Check each line of the entries below for the string "رمضان"; copy every line where it appears.

— START Data excerpts —

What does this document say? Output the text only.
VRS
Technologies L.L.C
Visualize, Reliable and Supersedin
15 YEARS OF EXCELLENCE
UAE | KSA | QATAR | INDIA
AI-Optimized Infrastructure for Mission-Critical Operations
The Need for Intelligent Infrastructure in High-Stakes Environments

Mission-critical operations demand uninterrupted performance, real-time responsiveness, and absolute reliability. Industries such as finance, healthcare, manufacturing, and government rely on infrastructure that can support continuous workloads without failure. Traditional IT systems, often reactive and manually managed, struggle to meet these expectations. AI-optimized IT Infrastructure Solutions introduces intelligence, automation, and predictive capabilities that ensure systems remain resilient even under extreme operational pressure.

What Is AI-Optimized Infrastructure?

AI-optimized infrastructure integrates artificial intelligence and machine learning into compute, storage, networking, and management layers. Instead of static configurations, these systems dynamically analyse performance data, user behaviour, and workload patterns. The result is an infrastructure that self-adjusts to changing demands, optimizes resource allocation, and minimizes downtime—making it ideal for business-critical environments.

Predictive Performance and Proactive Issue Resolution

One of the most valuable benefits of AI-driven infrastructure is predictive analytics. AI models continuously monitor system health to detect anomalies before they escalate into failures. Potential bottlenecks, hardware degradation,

— END Data excerpts —
— START Data excerpts —

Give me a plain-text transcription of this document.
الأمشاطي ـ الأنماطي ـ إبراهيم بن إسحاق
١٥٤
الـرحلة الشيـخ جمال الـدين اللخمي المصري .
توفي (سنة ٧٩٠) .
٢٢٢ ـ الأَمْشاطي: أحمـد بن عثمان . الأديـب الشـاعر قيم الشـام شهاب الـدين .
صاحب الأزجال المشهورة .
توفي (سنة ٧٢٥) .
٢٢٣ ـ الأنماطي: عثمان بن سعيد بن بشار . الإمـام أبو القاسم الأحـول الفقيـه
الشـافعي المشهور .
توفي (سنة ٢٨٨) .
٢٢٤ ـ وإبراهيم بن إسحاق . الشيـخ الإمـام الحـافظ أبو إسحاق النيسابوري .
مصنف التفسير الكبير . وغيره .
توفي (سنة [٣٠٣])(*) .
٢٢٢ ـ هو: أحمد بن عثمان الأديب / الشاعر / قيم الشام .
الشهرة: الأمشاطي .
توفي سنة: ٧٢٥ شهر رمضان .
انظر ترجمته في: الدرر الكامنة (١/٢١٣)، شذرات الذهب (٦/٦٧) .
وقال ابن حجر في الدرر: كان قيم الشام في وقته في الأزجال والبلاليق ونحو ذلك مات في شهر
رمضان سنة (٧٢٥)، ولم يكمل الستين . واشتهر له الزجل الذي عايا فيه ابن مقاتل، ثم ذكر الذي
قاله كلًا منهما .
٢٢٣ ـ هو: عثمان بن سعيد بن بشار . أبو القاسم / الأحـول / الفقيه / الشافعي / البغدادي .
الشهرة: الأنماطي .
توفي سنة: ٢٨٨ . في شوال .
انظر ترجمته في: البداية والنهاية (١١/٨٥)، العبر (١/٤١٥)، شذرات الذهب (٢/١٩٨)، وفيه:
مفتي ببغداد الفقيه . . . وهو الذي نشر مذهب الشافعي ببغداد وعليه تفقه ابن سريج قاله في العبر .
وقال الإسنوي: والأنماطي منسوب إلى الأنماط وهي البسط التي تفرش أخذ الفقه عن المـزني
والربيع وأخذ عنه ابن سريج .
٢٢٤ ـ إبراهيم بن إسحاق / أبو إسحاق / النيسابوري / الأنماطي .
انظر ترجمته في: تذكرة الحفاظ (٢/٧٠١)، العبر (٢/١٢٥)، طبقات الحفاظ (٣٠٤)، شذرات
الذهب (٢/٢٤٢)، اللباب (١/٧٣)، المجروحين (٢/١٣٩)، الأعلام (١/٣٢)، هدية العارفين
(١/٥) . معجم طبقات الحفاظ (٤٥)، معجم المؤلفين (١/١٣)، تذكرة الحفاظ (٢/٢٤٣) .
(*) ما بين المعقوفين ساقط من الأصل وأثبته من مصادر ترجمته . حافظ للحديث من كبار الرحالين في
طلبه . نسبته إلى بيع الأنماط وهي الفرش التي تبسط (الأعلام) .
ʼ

— END Data excerpts —
— START Data excerpts —

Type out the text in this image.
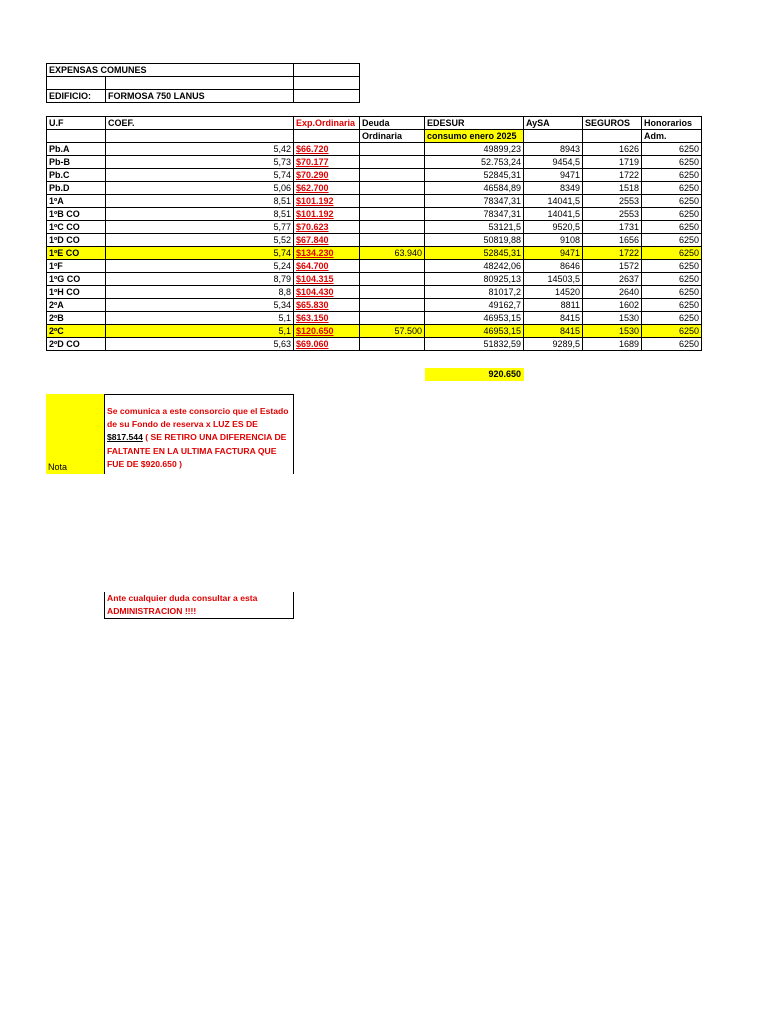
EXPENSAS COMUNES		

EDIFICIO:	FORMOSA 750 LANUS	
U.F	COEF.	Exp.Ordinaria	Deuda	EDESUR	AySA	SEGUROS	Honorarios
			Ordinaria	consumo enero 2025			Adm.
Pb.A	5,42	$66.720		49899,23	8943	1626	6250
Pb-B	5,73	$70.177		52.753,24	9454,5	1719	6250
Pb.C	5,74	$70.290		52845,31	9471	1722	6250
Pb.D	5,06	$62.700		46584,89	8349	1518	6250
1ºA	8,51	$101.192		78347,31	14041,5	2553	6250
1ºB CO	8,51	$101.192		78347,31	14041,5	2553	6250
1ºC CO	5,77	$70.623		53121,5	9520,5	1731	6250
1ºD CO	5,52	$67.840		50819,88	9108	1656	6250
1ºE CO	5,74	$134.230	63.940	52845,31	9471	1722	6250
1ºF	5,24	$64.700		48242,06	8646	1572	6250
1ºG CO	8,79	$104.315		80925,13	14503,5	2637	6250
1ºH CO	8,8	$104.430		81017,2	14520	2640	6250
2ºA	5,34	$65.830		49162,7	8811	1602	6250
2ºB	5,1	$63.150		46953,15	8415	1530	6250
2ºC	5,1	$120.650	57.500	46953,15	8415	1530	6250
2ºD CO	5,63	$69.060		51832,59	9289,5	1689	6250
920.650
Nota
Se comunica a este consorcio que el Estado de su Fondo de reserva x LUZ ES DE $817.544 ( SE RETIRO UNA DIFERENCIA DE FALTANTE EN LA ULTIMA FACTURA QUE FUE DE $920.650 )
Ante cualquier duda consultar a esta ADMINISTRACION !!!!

— END Data excerpts —

* In response
توفي سنة: ٧٢٥ شهر رمضان .
رمضان سنة (٧٢٥)، ولم يكمل الستين . واشتهر له الزجل الذي عايا فيه ابن مقاتل، ثم ذكر الذي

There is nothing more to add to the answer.